What you need to do: In your copy, leave out the pictures; write out all the data exactly.

Data for the task:
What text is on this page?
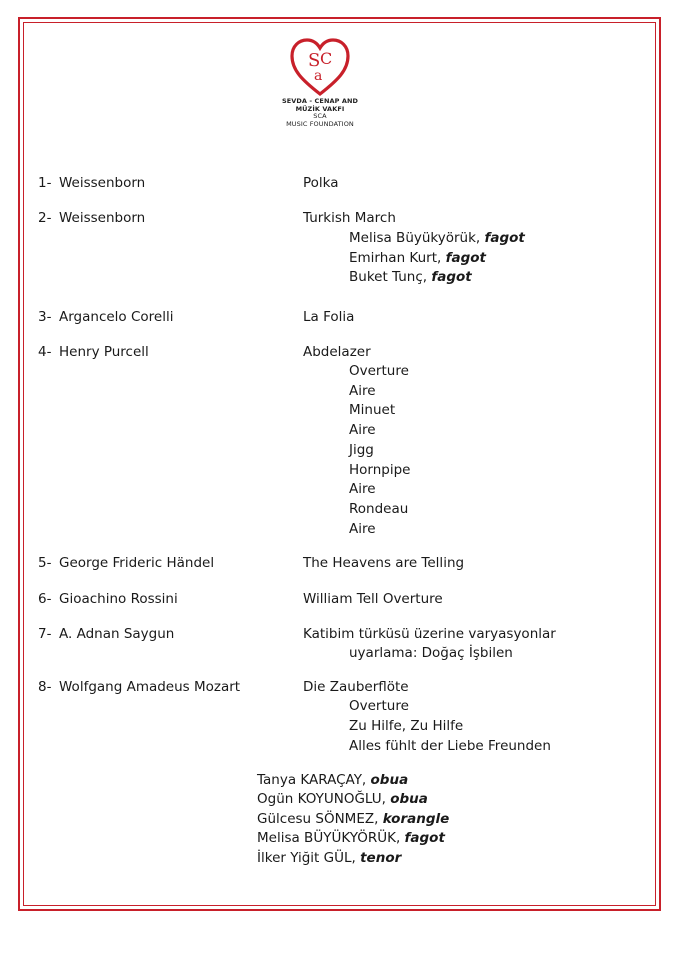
S C
a
SEVDA - CENAP AND
MÜZİK VAKFI
SCA
MUSIC FOUNDATION
1- Weissenborn	Polka
2- Weissenborn	Turkish March
Melisa Büyükyörük, fagot
Emirhan Kurt, fagot
Buket Tunç, fagot
3- Argancelo Corelli	La Folia
4- Henry Purcell	Abdelazer
Overture
Aire
Minuet
Aire
Jigg
Hornpipe
Aire
Rondeau
Aire
5- George Frideric Händel	The Heavens are Telling
6- Gioachino Rossini	William Tell Overture
7- A. Adnan Saygun	Katibim türküsü üzerine varyasyonlar
uyarlama: Doğaç İşbilen
8- Wolfgang Amadeus Mozart	Die Zauberflöte
Overture
Zu Hilfe, Zu Hilfe
Alles fühlt der Liebe Freunden
Tanya KARAÇAY, obua
Ogün KOYUNOĞLU, obua
Gülcesu SÖNMEZ, korangle
Melisa BÜYÜKYÖRÜK, fagot
İlker Yiğit GÜL, tenor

Full response:
What text is on this page?
S C
a
SEVDA - CENAP AND
MÜZİK VAKFI
SCA
MUSIC FOUNDATION
1- Weissenborn	Polka
2- Weissenborn	Turkish March
Melisa Büyükyörük, fagot
Emirhan Kurt, fagot
Buket Tunç, fagot
3- Argancelo Corelli	La Folia
4- Henry Purcell	Abdelazer
Overture
Aire
Minuet
Aire
Jigg
Hornpipe
Aire
Rondeau
Aire
5- George Frideric Händel	The Heavens are Telling
6- Gioachino Rossini	William Tell Overture
7- A. Adnan Saygun	Katibim türküsü üzerine varyasyonlar
uyarlama: Doğaç İşbilen
8- Wolfgang Amadeus Mozart	Die Zauberflöte
Overture
Zu Hilfe, Zu Hilfe
Alles fühlt der Liebe Freunden
Tanya KARAÇAY, obua
Ogün KOYUNOĞLU, obua
Gülcesu SÖNMEZ, korangle
Melisa BÜYÜKYÖRÜK, fagot
İlker Yiğit GÜL, tenor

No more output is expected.